What the task asks:
Provide an exact reproduction of every entry.

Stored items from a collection
%%

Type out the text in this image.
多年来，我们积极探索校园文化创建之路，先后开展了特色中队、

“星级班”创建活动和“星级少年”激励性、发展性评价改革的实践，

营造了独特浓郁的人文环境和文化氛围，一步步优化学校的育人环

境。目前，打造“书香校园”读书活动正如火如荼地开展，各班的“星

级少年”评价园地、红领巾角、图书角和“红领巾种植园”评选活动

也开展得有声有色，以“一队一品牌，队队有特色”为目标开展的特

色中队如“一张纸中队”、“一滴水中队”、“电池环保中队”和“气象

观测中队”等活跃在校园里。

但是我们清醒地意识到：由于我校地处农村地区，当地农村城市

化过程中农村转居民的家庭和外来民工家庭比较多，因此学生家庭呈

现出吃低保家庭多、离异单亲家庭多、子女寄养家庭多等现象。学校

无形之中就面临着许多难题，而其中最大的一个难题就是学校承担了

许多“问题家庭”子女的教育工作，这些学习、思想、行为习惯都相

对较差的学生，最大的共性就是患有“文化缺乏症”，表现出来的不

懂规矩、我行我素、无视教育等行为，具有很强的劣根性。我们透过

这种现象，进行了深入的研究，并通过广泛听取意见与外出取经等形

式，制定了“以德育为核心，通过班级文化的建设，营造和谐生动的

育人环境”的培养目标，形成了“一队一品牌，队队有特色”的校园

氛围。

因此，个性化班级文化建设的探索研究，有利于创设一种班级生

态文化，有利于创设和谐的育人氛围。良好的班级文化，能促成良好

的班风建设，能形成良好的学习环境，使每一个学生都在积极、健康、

%%

Answer to this exercise:
Type out the text in this image.
多年来，我们积极探索校园文化创建之路，先后开展了特色中队、

“星级班”创建活动和“星级少年”激励性、发展性评价改革的实践，

营造了独特浓郁的人文环境和文化氛围，一步步优化学校的育人环

境。目前，打造“书香校园”读书活动正如火如荼地开展，各班的“星

级少年”评价园地、红领巾角、图书角和“红领巾种植园”评选活动

也开展得有声有色，以“一队一品牌，队队有特色”为目标开展的特

色中队如“一张纸中队”、“一滴水中队”、“电池环保中队”和“气象

观测中队”等活跃在校园里。

但是我们清醒地意识到：由于我校地处农村地区，当地农村城市

化过程中农村转居民的家庭和外来民工家庭比较多，因此学生家庭呈

现出吃低保家庭多、离异单亲家庭多、子女寄养家庭多等现象。学校

无形之中就面临着许多难题，而其中最大的一个难题就是学校承担了

许多“问题家庭”子女的教育工作，这些学习、思想、行为习惯都相

对较差的学生，最大的共性就是患有“文化缺乏症”，表现出来的不

懂规矩、我行我素、无视教育等行为，具有很强的劣根性。我们透过

这种现象，进行了深入的研究，并通过广泛听取意见与外出取经等形

式，制定了“以德育为核心，通过班级文化的建设，营造和谐生动的

育人环境”的培养目标，形成了“一队一品牌，队队有特色”的校园

氛围。

因此，个性化班级文化建设的探索研究，有利于创设一种班级生

态文化，有利于创设和谐的育人氛围。良好的班级文化，能促成良好

的班风建设，能形成良好的学习环境，使每一个学生都在积极、健康、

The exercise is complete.